## What the task asks
Output the full material exactly as it appears here.

────

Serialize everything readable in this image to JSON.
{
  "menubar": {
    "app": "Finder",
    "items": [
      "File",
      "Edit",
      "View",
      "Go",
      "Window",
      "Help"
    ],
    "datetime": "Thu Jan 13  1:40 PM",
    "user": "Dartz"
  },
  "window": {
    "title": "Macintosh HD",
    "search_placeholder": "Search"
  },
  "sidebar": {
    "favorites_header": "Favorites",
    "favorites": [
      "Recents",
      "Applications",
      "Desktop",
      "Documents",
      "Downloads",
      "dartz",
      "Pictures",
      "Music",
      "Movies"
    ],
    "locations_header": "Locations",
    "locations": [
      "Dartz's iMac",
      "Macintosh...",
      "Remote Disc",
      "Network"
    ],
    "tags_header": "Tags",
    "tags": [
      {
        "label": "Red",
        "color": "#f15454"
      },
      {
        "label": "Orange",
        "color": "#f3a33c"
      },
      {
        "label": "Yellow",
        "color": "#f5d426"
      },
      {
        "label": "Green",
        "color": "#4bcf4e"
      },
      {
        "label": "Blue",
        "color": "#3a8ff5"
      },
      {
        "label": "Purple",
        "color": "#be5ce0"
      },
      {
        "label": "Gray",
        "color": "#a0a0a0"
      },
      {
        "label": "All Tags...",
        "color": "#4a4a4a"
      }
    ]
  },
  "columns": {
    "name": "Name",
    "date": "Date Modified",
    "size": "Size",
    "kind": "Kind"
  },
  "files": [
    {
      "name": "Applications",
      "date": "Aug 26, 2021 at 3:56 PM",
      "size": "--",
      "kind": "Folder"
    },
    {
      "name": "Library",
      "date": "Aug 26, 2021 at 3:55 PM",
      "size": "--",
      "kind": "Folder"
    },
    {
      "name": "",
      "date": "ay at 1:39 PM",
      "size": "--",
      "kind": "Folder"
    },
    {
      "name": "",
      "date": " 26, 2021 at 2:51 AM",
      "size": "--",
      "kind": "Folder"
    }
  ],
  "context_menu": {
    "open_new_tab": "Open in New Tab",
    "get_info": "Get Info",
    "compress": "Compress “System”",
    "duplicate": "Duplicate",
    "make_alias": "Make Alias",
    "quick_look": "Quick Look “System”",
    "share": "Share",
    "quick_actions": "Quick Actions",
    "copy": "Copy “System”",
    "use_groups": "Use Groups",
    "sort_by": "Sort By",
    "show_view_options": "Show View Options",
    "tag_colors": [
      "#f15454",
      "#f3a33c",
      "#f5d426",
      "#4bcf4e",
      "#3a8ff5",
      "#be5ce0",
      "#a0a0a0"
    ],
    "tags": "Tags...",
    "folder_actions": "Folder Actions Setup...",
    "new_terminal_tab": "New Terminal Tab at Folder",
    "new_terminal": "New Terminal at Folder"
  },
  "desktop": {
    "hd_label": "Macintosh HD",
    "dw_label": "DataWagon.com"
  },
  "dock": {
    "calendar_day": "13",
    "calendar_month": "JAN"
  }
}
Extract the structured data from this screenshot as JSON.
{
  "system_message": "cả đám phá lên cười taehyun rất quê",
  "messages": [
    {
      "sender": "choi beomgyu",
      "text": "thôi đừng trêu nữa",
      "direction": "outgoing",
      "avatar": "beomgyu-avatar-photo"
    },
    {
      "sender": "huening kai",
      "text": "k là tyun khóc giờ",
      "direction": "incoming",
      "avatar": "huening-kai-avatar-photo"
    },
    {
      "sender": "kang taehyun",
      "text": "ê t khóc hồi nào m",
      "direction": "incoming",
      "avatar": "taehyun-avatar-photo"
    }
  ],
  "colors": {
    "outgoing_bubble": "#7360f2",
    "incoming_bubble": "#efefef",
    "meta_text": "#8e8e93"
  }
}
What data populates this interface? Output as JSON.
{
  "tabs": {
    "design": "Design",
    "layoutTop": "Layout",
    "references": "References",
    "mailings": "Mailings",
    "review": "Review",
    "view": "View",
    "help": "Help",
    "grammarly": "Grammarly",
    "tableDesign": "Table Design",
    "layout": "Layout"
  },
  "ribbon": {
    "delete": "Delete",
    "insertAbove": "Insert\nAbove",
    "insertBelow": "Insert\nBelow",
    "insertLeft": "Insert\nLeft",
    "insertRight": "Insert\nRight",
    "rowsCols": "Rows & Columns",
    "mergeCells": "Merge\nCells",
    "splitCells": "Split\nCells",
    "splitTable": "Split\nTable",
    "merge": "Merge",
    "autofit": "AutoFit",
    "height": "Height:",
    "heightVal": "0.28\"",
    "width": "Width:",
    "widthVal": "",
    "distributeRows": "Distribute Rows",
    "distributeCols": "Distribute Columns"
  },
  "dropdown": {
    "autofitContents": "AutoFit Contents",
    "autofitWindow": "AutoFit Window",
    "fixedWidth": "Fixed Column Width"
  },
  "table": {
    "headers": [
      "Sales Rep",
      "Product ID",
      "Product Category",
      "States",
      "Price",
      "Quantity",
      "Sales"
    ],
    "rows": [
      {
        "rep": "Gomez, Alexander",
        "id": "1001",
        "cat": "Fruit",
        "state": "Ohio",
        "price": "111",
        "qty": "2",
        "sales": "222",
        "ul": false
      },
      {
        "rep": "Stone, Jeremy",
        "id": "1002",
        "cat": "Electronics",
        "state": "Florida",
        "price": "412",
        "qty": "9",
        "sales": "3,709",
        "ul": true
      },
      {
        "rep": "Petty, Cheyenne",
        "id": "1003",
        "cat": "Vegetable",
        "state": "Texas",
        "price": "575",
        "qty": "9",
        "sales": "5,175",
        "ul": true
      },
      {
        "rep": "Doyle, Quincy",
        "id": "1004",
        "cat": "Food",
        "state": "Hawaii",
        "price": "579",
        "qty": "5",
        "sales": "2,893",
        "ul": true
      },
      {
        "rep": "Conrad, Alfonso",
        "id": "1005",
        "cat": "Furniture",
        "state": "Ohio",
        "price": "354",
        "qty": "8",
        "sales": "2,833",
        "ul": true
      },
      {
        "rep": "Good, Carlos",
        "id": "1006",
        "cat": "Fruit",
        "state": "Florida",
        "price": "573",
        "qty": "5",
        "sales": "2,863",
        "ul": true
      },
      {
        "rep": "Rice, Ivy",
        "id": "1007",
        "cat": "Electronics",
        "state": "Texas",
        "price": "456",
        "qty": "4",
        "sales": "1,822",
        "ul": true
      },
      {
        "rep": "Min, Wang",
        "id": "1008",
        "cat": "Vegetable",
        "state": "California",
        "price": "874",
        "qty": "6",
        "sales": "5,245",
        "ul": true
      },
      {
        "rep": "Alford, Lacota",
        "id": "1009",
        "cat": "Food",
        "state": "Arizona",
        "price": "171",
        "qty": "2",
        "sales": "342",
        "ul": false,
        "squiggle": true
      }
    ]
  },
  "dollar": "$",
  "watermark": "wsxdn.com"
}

────

## Result below
Serialize everything readable in this image to JSON.
{
  "menubar": {
    "app": "Finder",
    "items": [
      "File",
      "Edit",
      "View",
      "Go",
      "Window",
      "Help"
    ],
    "datetime": "Thu Jan 13  1:40 PM",
    "user": "Dartz"
  },
  "window": {
    "title": "Macintosh HD",
    "search_placeholder": "Search"
  },
  "sidebar": {
    "favorites_header": "Favorites",
    "favorites": [
      "Recents",
      "Applications",
      "Desktop",
      "Documents",
      "Downloads",
      "dartz",
      "Pictures",
      "Music",
      "Movies"
    ],
    "locations_header": "Locations",
    "locations": [
      "Dartz's iMac",
      "Macintosh...",
      "Remote Disc",
      "Network"
    ],
    "tags_header": "Tags",
    "tags": [
      {
        "label": "Red",
        "color": "#f15454"
      },
      {
        "label": "Orange",
        "color": "#f3a33c"
      },
      {
        "label": "Yellow",
        "color": "#f5d426"
      },
      {
        "label": "Green",
        "color": "#4bcf4e"
      },
      {
        "label": "Blue",
        "color": "#3a8ff5"
      },
      {
        "label": "Purple",
        "color": "#be5ce0"
      },
      {
        "label": "Gray",
        "color": "#a0a0a0"
      },
      {
        "label": "All Tags...",
        "color": "#4a4a4a"
      }
    ]
  },
  "columns": {
    "name": "Name",
    "date": "Date Modified",
    "size": "Size",
    "kind": "Kind"
  },
  "files": [
    {
      "name": "Applications",
      "date": "Aug 26, 2021 at 3:56 PM",
      "size": "--",
      "kind": "Folder"
    },
    {
      "name": "Library",
      "date": "Aug 26, 2021 at 3:55 PM",
      "size": "--",
      "kind": "Folder"
    },
    {
      "name": "",
      "date": "ay at 1:39 PM",
      "size": "--",
      "kind": "Folder"
    },
    {
      "name": "",
      "date": " 26, 2021 at 2:51 AM",
      "size": "--",
      "kind": "Folder"
    }
  ],
  "context_menu": {
    "open_new_tab": "Open in New Tab",
    "get_info": "Get Info",
    "compress": "Compress “System”",
    "duplicate": "Duplicate",
    "make_alias": "Make Alias",
    "quick_look": "Quick Look “System”",
    "share": "Share",
    "quick_actions": "Quick Actions",
    "copy": "Copy “System”",
    "use_groups": "Use Groups",
    "sort_by": "Sort By",
    "show_view_options": "Show View Options",
    "tag_colors": [
      "#f15454",
      "#f3a33c",
      "#f5d426",
      "#4bcf4e",
      "#3a8ff5",
      "#be5ce0",
      "#a0a0a0"
    ],
    "tags": "Tags...",
    "folder_actions": "Folder Actions Setup...",
    "new_terminal_tab": "New Terminal Tab at Folder",
    "new_terminal": "New Terminal at Folder"
  },
  "desktop": {
    "hd_label": "Macintosh HD",
    "dw_label": "DataWagon.com"
  },
  "dock": {
    "calendar_day": "13",
    "calendar_month": "JAN"
  }
}
Extract the structured data from this screenshot as JSON.
{
  "system_message": "cả đám phá lên cười taehyun rất quê",
  "messages": [
    {
      "sender": "choi beomgyu",
      "text": "thôi đừng trêu nữa",
      "direction": "outgoing",
      "avatar": "beomgyu-avatar-photo"
    },
    {
      "sender": "huening kai",
      "text": "k là tyun khóc giờ",
      "direction": "incoming",
      "avatar": "huening-kai-avatar-photo"
    },
    {
      "sender": "kang taehyun",
      "text": "ê t khóc hồi nào m",
      "direction": "incoming",
      "avatar": "taehyun-avatar-photo"
    }
  ],
  "colors": {
    "outgoing_bubble": "#7360f2",
    "incoming_bubble": "#efefef",
    "meta_text": "#8e8e93"
  }
}
What data populates this interface? Output as JSON.
{
  "tabs": {
    "design": "Design",
    "layoutTop": "Layout",
    "references": "References",
    "mailings": "Mailings",
    "review": "Review",
    "view": "View",
    "help": "Help",
    "grammarly": "Grammarly",
    "tableDesign": "Table Design",
    "layout": "Layout"
  },
  "ribbon": {
    "delete": "Delete",
    "insertAbove": "Insert\nAbove",
    "insertBelow": "Insert\nBelow",
    "insertLeft": "Insert\nLeft",
    "insertRight": "Insert\nRight",
    "rowsCols": "Rows & Columns",
    "mergeCells": "Merge\nCells",
    "splitCells": "Split\nCells",
    "splitTable": "Split\nTable",
    "merge": "Merge",
    "autofit": "AutoFit",
    "height": "Height:",
    "heightVal": "0.28\"",
    "width": "Width:",
    "widthVal": "",
    "distributeRows": "Distribute Rows",
    "distributeCols": "Distribute Columns"
  },
  "dropdown": {
    "autofitContents": "AutoFit Contents",
    "autofitWindow": "AutoFit Window",
    "fixedWidth": "Fixed Column Width"
  },
  "table": {
    "headers": [
      "Sales Rep",
      "Product ID",
      "Product Category",
      "States",
      "Price",
      "Quantity",
      "Sales"
    ],
    "rows": [
      {
        "rep": "Gomez, Alexander",
        "id": "1001",
        "cat": "Fruit",
        "state": "Ohio",
        "price": "111",
        "qty": "2",
        "sales": "222",
        "ul": false
      },
      {
        "rep": "Stone, Jeremy",
        "id": "1002",
        "cat": "Electronics",
        "state": "Florida",
        "price": "412",
        "qty": "9",
        "sales": "3,709",
        "ul": true
      },
      {
        "rep": "Petty, Cheyenne",
        "id": "1003",
        "cat": "Vegetable",
        "state": "Texas",
        "price": "575",
        "qty": "9",
        "sales": "5,175",
        "ul": true
      },
      {
        "rep": "Doyle, Quincy",
        "id": "1004",
        "cat": "Food",
        "state": "Hawaii",
        "price": "579",
        "qty": "5",
        "sales": "2,893",
        "ul": true
      },
      {
        "rep": "Conrad, Alfonso",
        "id": "1005",
        "cat": "Furniture",
        "state": "Ohio",
        "price": "354",
        "qty": "8",
        "sales": "2,833",
        "ul": true
      },
      {
        "rep": "Good, Carlos",
        "id": "1006",
        "cat": "Fruit",
        "state": "Florida",
        "price": "573",
        "qty": "5",
        "sales": "2,863",
        "ul": true
      },
      {
        "rep": "Rice, Ivy",
        "id": "1007",
        "cat": "Electronics",
        "state": "Texas",
        "price": "456",
        "qty": "4",
        "sales": "1,822",
        "ul": true
      },
      {
        "rep": "Min, Wang",
        "id": "1008",
        "cat": "Vegetable",
        "state": "California",
        "price": "874",
        "qty": "6",
        "sales": "5,245",
        "ul": true
      },
      {
        "rep": "Alford, Lacota",
        "id": "1009",
        "cat": "Food",
        "state": "Arizona",
        "price": "171",
        "qty": "2",
        "sales": "342",
        "ul": false,
        "squiggle": true
      }
    ]
  },
  "dollar": "$",
  "watermark": "wsxdn.com"
}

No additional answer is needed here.